Copy out each line of the data that holds the word "tang".

### [Data supplied]
● ● ● ● ●
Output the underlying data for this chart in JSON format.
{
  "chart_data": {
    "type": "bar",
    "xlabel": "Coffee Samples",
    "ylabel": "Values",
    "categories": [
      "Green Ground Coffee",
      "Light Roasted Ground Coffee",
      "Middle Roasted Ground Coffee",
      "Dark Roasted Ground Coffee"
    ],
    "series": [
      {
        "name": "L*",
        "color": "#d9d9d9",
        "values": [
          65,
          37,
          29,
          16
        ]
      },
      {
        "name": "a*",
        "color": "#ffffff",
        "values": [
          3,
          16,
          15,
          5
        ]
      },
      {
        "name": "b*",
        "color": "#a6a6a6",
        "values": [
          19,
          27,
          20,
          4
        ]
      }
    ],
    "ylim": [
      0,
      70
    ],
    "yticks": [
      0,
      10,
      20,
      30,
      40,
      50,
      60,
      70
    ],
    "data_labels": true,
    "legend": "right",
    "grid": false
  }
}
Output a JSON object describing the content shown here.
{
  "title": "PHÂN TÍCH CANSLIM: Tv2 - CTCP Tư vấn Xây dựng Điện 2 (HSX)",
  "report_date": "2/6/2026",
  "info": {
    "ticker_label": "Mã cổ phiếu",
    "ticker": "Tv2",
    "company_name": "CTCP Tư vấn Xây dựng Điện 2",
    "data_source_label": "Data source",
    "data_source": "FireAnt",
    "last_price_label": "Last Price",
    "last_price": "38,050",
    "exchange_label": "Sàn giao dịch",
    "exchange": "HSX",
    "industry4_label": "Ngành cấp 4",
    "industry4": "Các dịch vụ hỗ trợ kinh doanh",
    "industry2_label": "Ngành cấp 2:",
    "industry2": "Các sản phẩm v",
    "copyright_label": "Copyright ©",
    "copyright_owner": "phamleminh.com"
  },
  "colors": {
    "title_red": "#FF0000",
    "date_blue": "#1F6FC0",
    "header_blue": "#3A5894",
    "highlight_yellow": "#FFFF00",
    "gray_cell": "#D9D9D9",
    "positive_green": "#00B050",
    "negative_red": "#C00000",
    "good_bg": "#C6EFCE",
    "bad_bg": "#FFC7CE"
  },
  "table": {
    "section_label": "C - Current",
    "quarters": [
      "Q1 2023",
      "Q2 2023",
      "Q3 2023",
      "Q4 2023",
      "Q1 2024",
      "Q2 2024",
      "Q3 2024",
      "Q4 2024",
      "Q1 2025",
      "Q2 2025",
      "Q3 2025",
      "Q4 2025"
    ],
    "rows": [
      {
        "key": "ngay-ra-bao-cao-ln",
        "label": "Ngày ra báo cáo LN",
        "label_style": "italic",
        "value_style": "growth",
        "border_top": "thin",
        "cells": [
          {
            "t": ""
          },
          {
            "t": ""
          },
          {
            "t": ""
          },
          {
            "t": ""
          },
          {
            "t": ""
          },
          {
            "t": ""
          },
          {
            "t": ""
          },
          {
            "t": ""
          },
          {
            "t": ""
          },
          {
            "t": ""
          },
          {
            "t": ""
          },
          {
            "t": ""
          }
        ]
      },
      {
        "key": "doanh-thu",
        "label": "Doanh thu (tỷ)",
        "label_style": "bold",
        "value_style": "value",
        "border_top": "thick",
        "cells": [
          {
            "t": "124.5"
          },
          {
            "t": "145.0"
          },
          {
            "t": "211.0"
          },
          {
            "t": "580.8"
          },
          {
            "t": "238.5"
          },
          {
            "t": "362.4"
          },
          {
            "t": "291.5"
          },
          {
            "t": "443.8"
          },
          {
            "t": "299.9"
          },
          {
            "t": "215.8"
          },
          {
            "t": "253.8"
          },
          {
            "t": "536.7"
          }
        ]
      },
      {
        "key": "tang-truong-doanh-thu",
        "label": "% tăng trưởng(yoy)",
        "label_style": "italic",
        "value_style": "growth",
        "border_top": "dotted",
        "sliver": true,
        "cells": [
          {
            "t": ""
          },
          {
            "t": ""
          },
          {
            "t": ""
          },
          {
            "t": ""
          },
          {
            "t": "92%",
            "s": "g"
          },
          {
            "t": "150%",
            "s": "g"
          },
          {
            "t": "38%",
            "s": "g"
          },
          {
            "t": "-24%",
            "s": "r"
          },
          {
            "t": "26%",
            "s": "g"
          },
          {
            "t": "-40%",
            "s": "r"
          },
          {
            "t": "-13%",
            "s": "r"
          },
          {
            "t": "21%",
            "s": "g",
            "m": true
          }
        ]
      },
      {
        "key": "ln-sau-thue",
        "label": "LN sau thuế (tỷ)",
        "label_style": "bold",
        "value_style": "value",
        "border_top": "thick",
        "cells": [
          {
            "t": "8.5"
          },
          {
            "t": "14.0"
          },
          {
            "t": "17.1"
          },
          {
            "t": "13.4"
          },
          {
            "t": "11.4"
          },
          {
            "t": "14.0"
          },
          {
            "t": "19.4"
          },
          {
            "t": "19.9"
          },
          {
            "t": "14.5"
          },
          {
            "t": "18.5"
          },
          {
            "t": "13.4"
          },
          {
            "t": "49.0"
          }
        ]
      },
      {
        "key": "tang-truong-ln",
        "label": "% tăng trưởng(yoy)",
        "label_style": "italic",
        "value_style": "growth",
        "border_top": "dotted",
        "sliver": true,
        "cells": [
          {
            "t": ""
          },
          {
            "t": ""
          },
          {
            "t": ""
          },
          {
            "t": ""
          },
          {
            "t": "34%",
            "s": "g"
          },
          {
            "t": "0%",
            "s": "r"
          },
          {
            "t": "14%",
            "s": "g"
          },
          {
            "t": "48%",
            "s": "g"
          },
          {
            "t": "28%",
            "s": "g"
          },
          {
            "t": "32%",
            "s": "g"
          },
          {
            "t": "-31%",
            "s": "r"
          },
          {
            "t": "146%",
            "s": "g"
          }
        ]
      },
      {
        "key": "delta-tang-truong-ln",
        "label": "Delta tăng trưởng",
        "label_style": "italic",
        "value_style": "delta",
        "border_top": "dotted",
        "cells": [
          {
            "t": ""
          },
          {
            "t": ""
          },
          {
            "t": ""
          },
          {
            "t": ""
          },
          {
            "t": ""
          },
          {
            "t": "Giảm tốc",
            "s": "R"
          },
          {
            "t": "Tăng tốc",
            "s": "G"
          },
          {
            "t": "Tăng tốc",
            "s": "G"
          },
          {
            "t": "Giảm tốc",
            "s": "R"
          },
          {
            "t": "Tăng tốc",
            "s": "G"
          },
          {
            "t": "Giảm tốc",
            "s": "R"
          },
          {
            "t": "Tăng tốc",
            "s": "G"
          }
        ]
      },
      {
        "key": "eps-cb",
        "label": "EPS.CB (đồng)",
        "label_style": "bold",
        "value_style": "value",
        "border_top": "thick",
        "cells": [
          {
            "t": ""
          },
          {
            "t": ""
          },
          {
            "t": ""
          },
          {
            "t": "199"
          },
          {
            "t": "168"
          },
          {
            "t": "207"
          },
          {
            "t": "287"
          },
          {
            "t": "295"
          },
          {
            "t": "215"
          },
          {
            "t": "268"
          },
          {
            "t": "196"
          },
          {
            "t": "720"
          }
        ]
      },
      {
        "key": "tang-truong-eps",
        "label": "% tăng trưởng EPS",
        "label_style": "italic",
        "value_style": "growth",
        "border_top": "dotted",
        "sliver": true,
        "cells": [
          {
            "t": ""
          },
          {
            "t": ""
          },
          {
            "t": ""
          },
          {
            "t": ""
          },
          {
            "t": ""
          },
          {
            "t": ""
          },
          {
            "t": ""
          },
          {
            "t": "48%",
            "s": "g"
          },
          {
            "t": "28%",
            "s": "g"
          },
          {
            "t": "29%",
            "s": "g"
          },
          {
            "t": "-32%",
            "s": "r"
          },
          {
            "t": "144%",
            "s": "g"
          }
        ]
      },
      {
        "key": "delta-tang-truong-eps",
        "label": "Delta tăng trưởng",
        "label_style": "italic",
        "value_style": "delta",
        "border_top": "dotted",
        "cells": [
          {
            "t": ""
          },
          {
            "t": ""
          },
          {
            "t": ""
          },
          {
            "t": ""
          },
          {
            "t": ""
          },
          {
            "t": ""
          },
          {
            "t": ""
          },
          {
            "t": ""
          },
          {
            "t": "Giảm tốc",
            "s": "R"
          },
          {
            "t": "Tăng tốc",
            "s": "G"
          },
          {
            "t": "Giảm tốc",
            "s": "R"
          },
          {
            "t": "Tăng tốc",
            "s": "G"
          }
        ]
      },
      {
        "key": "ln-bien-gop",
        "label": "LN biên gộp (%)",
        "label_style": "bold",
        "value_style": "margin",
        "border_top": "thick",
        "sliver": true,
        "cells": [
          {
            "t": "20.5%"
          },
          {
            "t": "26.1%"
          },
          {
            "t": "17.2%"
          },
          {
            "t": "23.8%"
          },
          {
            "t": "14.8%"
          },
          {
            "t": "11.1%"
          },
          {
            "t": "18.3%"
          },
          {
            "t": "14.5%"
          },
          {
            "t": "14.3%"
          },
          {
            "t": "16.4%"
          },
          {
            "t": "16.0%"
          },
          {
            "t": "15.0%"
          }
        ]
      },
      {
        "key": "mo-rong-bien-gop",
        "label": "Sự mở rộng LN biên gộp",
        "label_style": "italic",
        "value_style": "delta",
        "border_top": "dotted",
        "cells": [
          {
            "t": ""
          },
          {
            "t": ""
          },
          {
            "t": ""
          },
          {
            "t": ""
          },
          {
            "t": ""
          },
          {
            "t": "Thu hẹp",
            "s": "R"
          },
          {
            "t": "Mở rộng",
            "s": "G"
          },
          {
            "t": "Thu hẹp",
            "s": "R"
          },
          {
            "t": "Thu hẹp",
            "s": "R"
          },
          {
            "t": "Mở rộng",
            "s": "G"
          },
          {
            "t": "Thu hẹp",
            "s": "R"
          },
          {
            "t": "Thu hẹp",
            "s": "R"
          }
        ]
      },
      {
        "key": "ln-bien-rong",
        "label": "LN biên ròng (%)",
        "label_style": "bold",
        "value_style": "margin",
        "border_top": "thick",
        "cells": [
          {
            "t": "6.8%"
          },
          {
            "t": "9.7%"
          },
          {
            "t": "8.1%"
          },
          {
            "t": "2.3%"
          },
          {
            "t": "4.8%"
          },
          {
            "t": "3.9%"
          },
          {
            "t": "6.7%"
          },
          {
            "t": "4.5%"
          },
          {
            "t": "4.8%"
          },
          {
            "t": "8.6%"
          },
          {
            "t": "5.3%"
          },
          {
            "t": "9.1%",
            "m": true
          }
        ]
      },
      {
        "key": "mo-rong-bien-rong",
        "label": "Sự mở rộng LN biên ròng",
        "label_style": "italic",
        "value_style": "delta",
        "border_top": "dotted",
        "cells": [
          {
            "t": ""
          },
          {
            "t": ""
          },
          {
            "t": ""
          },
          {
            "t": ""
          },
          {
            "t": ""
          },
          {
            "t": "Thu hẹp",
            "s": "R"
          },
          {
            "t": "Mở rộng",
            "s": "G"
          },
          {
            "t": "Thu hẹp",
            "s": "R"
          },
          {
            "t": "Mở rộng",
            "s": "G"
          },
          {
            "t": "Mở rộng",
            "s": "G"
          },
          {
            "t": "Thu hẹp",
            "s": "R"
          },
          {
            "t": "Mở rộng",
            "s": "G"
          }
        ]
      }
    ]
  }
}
● ● ● ● ●
### [Solution below]
        "key": "tang-truong-doanh-thu",
        "key": "tang-truong-ln",
        "key": "delta-tang-truong-ln",
        "key": "tang-truong-eps",
        "key": "delta-tang-truong-eps",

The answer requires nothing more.